→ Description of the task:
Return the lines below that carry the word "name".

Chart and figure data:
====================

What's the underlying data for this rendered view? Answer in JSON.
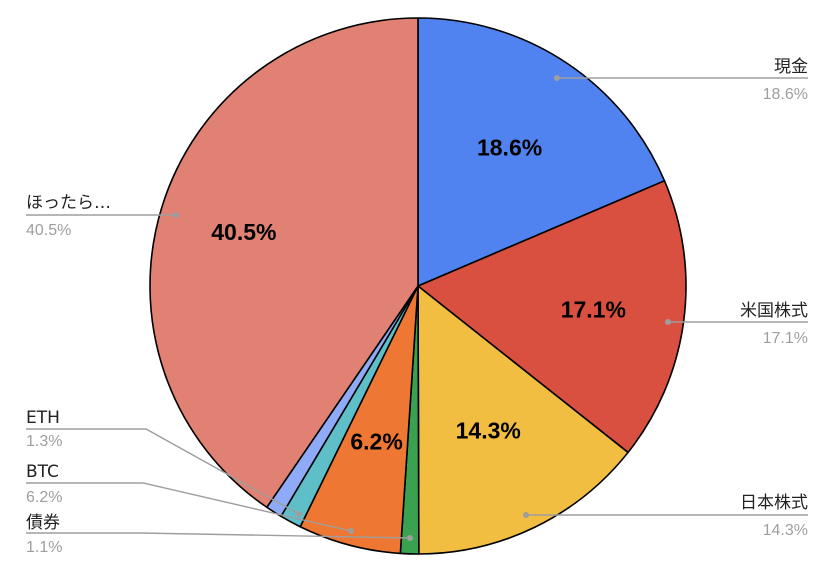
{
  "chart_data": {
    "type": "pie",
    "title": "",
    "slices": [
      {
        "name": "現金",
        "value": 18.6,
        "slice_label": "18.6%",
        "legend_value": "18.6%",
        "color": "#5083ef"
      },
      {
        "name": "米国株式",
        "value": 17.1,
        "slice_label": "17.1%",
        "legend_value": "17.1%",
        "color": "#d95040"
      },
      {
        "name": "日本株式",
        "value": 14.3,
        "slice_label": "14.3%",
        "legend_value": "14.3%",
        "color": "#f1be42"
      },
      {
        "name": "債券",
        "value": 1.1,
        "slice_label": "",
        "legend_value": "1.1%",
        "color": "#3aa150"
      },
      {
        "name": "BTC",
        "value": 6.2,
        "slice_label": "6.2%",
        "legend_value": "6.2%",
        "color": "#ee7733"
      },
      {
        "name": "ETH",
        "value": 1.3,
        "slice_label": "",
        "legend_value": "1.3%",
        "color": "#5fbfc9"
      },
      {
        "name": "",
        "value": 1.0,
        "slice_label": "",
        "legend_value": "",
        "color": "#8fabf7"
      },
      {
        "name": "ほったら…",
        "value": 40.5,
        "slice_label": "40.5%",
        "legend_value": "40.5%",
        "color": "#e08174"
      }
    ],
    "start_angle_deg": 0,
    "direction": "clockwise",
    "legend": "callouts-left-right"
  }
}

====================

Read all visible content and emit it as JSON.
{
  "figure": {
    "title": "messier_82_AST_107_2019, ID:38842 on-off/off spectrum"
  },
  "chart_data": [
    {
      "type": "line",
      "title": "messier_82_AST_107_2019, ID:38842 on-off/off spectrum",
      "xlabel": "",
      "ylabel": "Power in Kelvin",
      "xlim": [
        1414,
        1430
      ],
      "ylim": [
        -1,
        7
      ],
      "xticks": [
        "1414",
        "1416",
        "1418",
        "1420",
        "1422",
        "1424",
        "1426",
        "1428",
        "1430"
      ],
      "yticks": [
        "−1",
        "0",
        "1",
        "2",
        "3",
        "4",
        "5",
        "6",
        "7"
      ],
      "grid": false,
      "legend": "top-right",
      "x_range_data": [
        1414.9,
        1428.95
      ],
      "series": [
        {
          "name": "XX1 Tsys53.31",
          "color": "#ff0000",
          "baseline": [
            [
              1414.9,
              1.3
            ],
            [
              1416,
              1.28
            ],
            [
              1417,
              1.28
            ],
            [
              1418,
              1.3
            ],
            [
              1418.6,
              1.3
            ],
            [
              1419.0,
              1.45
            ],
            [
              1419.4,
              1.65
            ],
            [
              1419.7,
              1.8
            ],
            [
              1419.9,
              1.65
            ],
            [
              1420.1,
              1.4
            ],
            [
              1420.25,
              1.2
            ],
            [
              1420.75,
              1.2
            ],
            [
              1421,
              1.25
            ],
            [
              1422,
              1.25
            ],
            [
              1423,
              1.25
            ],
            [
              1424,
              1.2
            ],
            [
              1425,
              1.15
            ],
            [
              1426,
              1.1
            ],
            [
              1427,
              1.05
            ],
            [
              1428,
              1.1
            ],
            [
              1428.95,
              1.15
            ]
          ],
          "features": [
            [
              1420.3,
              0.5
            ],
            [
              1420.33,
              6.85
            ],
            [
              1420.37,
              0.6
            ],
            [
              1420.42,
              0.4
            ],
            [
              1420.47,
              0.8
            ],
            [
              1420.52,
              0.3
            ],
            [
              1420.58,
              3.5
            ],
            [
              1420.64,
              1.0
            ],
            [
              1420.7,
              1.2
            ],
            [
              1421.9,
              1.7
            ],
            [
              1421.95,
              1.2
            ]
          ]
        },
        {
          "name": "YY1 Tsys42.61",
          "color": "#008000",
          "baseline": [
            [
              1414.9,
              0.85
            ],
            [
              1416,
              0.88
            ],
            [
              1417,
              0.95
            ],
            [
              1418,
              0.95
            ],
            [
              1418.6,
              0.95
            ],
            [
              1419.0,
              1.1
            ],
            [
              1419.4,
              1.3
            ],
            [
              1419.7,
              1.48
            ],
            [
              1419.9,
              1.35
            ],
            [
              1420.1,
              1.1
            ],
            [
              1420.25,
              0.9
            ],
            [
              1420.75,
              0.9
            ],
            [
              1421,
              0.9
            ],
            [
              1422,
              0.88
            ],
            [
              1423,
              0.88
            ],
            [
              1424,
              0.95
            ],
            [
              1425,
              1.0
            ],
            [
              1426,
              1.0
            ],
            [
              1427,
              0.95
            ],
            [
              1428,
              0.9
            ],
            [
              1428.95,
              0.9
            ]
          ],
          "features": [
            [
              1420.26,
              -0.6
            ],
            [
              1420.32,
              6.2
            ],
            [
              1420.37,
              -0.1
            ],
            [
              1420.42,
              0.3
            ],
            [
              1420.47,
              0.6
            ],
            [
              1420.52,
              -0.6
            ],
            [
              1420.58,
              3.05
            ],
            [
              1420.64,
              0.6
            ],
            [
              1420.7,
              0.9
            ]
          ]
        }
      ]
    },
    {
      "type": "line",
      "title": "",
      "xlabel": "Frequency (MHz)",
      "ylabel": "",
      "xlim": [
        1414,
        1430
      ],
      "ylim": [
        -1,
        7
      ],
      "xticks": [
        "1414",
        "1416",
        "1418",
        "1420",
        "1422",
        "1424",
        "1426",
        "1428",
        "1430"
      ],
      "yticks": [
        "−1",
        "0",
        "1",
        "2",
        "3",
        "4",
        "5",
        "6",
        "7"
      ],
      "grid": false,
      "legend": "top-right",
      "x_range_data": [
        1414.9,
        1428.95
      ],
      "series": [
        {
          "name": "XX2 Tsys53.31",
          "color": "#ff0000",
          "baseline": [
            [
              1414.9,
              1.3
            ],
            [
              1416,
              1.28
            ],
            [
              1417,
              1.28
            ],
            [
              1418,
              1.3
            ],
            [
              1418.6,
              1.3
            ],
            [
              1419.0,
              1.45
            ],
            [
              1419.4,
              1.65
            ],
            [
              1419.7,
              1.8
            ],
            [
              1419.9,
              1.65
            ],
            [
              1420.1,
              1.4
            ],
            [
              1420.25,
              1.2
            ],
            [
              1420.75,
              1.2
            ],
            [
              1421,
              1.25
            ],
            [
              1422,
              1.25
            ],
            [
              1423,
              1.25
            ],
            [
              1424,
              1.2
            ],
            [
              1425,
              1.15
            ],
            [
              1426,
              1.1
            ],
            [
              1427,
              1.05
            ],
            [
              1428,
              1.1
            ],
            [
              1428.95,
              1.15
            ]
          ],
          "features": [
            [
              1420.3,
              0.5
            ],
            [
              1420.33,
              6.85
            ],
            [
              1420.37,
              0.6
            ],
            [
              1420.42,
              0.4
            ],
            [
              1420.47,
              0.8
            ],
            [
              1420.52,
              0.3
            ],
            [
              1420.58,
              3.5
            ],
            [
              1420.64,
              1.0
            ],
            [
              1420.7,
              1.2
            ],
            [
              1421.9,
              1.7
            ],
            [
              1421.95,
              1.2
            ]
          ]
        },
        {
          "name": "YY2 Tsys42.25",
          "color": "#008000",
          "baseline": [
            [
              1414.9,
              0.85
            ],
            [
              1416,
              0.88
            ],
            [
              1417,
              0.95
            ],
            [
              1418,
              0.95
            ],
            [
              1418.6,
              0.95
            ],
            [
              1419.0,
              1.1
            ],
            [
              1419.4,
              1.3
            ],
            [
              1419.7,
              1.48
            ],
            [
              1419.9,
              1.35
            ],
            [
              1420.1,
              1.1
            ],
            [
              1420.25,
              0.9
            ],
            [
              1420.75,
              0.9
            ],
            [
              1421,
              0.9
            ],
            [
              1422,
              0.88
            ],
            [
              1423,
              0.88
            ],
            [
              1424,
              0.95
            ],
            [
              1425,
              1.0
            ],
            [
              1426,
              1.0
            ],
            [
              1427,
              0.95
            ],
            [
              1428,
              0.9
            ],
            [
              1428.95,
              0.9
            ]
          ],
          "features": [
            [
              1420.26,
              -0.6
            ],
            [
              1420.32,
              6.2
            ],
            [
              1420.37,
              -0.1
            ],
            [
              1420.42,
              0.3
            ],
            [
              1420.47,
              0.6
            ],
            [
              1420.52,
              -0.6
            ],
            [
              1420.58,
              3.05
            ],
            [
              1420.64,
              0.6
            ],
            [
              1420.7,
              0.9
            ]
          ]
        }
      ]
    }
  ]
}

====================

→ Final result:
        "name": "現金",
        "name": "米国株式",
        "name": "日本株式",
        "name": "債券",
        "name": "BTC",
        "name": "ETH",
        "name": "",
        "name": "ほったら…",
          "name": "XX1 Tsys53.31",
          "name": "YY1 Tsys42.61",
          "name": "XX2 Tsys53.31",
          "name": "YY2 Tsys42.25",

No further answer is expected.